▶ _What is required_
Below, find each line holding "screenshot" and state how many there are, using the number alone.
>> START Data supplied
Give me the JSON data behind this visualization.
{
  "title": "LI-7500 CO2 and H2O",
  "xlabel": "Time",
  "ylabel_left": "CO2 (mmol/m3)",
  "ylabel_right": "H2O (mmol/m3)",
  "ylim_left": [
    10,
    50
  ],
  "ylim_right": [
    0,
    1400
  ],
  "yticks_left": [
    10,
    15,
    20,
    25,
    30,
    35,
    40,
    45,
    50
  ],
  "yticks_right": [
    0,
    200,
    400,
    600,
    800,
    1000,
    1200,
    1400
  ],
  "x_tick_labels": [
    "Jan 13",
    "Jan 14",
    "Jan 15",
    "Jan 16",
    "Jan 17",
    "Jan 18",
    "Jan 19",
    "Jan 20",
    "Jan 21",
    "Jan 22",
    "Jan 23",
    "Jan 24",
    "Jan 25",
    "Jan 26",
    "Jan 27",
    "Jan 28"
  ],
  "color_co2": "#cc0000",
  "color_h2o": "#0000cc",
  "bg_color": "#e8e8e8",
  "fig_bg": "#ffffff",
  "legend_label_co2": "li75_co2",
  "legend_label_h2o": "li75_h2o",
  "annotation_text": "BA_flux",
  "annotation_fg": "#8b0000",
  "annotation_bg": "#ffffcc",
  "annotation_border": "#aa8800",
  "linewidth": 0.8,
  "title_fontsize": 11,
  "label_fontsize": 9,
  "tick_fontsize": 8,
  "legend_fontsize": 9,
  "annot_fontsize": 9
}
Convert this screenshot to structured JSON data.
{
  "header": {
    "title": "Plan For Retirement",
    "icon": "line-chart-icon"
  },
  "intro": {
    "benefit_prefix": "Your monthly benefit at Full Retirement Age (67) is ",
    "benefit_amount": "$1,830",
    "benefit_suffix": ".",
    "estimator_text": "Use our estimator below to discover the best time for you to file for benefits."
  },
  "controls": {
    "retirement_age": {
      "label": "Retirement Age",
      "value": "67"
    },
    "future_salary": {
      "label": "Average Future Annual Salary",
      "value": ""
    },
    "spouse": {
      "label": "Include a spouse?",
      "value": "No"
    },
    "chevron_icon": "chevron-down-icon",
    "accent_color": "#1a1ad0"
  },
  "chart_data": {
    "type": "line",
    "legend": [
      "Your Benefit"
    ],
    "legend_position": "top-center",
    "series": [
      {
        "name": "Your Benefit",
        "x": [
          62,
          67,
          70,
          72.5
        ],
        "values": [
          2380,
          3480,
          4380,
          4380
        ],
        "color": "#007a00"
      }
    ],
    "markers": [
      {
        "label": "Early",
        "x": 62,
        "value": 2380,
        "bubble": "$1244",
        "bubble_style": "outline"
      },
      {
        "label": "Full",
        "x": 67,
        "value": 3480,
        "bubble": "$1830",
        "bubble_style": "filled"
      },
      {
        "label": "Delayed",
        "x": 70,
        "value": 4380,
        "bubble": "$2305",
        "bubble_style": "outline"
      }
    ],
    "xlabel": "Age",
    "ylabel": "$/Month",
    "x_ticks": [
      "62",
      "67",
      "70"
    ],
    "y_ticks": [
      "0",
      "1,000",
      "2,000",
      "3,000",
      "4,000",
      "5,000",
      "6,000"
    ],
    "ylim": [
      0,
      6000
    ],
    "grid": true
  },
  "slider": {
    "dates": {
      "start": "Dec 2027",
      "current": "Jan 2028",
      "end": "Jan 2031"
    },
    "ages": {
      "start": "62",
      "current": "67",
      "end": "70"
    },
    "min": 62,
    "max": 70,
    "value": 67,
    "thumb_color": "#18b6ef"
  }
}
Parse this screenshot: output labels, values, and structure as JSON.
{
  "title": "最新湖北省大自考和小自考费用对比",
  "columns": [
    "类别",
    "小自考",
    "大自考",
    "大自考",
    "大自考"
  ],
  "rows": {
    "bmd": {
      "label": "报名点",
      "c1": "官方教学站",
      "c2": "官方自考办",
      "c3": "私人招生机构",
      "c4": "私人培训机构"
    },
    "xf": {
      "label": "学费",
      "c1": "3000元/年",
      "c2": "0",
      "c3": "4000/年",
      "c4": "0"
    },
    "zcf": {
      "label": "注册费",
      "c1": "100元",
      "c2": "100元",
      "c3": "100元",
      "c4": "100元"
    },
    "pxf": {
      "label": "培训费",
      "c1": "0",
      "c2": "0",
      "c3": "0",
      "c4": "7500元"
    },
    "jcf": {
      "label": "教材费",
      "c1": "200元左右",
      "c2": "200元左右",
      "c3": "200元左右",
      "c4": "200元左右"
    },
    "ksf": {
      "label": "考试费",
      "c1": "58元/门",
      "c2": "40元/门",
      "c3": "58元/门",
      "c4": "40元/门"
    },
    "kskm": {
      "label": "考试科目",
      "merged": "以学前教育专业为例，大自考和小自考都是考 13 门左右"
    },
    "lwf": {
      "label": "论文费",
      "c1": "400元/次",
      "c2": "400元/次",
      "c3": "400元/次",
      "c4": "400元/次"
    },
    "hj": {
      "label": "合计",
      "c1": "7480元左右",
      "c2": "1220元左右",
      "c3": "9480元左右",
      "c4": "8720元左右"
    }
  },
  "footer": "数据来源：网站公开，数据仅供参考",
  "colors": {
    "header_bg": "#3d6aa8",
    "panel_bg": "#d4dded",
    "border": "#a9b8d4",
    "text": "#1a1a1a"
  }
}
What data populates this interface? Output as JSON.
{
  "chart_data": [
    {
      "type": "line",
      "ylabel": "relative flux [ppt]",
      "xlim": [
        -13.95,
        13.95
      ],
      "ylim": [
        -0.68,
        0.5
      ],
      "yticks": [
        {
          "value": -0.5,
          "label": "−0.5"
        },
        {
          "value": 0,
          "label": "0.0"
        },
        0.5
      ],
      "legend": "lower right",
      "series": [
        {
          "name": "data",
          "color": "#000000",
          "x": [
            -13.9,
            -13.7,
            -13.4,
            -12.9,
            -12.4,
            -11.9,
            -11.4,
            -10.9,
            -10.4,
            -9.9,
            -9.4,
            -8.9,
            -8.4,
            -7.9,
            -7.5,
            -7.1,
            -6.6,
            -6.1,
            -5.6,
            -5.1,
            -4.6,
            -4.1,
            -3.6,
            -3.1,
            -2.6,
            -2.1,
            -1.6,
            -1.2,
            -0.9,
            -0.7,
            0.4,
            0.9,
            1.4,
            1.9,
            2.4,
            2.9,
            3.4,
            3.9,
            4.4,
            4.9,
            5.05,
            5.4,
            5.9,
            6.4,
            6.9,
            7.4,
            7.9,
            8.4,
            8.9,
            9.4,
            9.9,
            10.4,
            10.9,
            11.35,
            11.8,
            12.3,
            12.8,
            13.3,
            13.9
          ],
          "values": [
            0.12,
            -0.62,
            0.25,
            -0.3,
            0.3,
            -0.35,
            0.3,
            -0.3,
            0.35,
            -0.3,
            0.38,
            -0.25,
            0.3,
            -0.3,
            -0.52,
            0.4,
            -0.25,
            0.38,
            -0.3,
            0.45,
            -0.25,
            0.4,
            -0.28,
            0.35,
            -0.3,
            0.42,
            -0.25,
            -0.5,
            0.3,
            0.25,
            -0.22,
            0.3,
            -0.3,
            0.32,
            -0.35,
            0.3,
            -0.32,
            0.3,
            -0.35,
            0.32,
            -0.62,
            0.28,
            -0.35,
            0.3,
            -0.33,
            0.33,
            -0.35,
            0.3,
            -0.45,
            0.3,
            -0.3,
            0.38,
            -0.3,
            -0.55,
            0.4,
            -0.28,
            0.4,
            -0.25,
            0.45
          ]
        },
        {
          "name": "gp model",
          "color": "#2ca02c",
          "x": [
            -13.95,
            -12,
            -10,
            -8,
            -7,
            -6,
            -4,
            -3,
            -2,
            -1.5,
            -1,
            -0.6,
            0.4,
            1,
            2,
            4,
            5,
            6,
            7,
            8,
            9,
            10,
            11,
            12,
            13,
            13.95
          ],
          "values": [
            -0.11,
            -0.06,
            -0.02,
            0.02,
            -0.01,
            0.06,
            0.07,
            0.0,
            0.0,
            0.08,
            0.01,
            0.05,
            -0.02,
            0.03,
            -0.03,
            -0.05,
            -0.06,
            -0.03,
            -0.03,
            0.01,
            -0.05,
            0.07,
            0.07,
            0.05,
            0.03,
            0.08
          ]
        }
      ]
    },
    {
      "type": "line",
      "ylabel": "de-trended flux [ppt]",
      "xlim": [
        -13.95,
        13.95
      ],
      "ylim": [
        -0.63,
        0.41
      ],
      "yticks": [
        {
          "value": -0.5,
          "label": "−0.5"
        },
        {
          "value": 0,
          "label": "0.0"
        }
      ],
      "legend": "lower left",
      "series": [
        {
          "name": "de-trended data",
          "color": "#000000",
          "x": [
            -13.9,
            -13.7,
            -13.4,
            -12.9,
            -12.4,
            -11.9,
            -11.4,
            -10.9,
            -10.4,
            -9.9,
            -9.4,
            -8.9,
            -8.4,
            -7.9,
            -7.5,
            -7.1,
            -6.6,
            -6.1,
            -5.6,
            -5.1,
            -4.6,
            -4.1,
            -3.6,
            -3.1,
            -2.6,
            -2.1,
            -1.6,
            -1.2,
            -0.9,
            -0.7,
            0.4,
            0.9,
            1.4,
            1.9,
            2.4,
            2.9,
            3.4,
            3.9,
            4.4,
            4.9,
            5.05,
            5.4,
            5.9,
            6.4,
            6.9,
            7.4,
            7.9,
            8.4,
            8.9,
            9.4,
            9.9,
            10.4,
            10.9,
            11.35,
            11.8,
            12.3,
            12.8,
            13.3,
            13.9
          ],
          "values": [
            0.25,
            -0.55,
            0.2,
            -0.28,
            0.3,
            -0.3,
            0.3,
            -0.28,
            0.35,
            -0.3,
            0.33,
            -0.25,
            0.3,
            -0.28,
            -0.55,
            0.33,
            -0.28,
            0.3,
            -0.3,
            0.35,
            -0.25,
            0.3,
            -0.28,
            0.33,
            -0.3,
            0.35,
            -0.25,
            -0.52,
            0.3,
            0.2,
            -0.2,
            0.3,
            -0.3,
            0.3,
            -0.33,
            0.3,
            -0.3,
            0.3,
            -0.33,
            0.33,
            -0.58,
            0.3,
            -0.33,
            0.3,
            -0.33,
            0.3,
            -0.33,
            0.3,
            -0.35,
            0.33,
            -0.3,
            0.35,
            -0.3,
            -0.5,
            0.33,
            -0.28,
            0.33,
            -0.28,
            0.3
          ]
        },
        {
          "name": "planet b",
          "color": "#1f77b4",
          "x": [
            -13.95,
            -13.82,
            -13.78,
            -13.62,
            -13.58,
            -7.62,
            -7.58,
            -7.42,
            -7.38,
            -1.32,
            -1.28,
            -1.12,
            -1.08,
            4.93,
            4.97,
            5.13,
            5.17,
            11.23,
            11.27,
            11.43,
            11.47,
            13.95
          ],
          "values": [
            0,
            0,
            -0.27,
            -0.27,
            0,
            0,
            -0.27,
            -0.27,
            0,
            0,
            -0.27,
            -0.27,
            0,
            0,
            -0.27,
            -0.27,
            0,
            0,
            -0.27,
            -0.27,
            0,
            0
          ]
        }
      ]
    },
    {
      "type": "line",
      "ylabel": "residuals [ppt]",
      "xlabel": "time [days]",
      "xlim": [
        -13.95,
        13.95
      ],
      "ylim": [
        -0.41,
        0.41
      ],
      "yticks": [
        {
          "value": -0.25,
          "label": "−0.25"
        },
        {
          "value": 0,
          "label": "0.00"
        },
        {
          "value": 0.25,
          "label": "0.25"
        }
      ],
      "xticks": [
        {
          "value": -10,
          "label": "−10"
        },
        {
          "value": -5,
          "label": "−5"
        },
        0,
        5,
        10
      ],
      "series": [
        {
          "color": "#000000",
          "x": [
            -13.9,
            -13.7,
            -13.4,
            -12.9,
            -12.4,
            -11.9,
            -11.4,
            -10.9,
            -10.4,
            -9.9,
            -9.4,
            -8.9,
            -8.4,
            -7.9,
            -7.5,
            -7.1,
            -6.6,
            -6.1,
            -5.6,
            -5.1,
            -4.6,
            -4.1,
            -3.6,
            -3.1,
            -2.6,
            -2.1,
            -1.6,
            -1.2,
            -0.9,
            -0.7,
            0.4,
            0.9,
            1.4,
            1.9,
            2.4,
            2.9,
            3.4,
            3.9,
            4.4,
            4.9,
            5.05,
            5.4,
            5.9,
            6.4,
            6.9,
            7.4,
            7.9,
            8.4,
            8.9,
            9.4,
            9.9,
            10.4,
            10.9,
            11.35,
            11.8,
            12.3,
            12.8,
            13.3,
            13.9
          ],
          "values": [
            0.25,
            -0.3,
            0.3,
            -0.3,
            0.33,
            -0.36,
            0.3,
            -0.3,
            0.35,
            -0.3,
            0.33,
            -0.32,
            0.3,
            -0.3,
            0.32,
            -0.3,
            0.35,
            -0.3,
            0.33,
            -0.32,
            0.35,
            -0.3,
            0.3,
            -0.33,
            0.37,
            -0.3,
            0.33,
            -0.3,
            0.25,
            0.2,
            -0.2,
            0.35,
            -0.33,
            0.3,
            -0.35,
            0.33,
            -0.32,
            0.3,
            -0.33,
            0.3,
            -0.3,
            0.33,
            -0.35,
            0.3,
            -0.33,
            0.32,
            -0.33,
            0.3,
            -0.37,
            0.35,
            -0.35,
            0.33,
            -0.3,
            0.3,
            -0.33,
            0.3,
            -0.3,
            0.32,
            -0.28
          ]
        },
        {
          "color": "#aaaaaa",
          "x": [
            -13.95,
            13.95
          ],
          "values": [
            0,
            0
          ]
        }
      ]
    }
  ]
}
>> END Data supplied
▶ _Response to this task_
2